• _Task details_:
Find the lines holding "JSON" and copy them.

• _Excerpted data_:
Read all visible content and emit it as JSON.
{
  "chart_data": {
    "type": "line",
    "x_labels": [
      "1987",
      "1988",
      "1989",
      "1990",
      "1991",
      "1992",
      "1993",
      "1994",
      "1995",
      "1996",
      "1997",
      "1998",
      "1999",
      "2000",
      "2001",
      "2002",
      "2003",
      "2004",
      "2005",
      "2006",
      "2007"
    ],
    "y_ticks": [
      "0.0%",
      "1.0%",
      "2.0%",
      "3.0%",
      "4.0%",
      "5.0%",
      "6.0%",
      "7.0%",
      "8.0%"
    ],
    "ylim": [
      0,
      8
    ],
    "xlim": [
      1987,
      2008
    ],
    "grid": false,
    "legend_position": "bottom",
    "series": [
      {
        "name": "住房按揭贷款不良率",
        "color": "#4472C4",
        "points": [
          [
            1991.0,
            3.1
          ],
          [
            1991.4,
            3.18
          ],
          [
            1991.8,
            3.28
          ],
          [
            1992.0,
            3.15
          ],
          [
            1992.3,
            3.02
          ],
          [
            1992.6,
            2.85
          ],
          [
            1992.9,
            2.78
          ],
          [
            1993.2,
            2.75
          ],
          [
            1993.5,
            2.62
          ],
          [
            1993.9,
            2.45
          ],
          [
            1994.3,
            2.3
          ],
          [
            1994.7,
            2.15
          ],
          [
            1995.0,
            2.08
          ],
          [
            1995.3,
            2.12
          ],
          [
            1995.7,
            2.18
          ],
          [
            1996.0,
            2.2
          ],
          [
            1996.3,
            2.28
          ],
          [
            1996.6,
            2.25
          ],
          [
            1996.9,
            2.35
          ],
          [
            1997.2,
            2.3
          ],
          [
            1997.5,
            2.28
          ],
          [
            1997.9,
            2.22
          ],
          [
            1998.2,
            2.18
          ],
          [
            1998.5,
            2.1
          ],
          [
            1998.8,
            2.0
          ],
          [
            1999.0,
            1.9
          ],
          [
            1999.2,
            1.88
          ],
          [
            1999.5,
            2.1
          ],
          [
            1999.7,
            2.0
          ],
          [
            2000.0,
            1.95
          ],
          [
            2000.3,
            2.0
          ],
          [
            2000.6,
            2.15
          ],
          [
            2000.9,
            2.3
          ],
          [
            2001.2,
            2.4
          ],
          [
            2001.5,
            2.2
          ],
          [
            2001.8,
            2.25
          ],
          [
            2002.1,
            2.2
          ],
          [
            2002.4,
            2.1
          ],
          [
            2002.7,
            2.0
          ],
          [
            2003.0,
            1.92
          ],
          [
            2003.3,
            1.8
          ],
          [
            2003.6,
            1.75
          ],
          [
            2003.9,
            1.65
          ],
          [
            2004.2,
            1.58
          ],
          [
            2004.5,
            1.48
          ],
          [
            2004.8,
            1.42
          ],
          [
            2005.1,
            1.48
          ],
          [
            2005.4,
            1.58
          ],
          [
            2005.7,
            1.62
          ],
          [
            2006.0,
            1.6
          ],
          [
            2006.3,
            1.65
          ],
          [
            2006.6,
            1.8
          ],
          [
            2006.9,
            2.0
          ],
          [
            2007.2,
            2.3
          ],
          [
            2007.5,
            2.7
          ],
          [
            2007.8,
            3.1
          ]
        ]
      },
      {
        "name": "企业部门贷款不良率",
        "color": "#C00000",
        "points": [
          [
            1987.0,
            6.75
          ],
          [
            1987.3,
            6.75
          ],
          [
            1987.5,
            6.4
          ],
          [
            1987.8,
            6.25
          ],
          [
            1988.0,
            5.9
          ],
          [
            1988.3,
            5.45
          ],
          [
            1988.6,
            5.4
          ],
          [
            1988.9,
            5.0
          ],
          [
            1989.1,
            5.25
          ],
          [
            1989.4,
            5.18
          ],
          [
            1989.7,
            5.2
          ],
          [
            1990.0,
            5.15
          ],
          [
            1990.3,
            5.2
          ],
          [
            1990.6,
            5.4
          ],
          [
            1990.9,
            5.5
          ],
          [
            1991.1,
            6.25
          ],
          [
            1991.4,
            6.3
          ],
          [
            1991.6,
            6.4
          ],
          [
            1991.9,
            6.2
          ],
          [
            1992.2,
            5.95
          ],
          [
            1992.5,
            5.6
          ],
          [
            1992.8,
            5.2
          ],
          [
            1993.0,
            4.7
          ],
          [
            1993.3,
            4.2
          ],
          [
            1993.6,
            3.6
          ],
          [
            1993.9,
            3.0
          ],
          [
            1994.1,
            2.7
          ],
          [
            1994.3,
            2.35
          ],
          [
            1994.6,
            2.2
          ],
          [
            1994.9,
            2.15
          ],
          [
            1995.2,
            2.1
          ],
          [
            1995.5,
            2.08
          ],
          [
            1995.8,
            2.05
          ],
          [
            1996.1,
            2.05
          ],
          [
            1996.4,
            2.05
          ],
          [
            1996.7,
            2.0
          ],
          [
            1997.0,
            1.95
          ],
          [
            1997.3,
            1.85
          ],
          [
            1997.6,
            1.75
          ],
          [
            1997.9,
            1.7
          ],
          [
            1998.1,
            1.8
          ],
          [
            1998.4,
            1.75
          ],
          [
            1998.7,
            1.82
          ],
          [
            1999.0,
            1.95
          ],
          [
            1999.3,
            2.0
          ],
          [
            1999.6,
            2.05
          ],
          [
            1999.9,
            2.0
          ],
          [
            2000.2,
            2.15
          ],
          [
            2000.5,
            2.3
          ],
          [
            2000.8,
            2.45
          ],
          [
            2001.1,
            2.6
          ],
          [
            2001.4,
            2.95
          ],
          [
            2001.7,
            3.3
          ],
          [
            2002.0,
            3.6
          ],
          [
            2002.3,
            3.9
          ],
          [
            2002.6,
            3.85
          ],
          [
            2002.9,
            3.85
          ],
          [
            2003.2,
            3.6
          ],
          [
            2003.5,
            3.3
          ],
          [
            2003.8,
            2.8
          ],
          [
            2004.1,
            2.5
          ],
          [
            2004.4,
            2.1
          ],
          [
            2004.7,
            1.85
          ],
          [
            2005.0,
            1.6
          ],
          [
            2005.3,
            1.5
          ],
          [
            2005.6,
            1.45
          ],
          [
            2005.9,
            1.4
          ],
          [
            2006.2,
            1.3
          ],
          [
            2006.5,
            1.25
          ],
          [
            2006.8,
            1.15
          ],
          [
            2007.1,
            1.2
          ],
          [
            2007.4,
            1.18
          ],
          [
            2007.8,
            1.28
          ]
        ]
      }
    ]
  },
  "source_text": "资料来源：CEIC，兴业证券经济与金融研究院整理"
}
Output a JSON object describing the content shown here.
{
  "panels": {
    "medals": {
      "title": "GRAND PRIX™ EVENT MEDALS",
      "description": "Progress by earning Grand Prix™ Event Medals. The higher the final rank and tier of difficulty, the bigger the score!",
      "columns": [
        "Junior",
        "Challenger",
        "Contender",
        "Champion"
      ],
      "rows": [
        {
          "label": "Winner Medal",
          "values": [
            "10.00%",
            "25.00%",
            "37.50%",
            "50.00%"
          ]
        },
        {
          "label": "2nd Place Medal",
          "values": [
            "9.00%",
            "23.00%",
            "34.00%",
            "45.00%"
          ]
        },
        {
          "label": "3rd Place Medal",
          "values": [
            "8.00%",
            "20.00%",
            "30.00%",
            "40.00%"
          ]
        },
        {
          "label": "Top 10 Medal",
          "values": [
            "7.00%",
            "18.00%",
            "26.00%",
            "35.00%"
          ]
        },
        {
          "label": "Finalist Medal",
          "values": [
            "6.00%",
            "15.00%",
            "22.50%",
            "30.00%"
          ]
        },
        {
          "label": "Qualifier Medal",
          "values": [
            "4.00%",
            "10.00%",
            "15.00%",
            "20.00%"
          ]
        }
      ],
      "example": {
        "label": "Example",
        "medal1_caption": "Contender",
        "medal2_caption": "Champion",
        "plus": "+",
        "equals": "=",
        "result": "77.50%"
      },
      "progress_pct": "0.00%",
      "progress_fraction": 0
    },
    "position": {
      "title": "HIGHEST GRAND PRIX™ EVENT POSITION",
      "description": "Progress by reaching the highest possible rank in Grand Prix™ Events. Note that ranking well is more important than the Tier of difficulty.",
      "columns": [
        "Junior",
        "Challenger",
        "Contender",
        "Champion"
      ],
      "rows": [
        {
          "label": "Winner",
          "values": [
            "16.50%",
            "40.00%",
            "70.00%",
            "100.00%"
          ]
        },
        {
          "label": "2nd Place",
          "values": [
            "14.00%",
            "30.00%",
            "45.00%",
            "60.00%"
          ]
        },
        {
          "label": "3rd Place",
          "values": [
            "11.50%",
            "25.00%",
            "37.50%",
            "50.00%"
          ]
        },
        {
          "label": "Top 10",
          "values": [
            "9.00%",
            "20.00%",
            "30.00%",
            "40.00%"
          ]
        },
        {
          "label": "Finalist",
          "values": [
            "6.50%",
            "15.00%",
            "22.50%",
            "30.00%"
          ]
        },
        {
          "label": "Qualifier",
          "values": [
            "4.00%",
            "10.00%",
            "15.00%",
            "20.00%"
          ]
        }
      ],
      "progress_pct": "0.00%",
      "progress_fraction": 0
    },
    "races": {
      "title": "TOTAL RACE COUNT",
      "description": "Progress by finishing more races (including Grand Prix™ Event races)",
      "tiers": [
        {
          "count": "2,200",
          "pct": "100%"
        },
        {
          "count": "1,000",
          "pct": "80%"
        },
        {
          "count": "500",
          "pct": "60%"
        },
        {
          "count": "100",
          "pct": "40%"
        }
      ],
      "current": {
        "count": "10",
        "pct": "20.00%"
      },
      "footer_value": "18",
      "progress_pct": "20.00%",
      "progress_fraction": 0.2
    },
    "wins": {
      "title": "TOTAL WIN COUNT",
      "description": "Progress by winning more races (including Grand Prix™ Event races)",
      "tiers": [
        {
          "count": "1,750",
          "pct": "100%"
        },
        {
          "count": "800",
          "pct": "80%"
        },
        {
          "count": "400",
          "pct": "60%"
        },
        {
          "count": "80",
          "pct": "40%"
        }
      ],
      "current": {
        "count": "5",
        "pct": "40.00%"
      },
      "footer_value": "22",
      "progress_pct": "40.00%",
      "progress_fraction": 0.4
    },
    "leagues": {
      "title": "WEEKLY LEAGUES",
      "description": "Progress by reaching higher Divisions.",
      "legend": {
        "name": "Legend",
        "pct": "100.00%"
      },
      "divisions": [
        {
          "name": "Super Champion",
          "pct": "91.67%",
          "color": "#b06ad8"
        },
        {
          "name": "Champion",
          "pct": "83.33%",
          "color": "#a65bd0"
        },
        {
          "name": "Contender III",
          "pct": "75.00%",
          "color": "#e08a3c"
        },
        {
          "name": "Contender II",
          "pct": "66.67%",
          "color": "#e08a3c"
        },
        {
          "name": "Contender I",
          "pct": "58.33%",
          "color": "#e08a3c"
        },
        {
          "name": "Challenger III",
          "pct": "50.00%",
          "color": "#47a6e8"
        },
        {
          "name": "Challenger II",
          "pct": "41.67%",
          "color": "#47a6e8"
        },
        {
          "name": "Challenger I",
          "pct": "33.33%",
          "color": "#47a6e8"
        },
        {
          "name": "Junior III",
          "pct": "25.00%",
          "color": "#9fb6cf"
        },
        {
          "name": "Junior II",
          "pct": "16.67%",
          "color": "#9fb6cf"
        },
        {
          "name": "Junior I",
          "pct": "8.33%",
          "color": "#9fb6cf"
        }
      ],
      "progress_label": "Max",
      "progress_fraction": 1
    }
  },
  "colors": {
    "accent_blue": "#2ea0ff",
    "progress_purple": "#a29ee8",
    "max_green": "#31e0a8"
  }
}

• _Output of the task_:
Read all visible content and emit it as JSON.
Output a JSON object describing the content shown here.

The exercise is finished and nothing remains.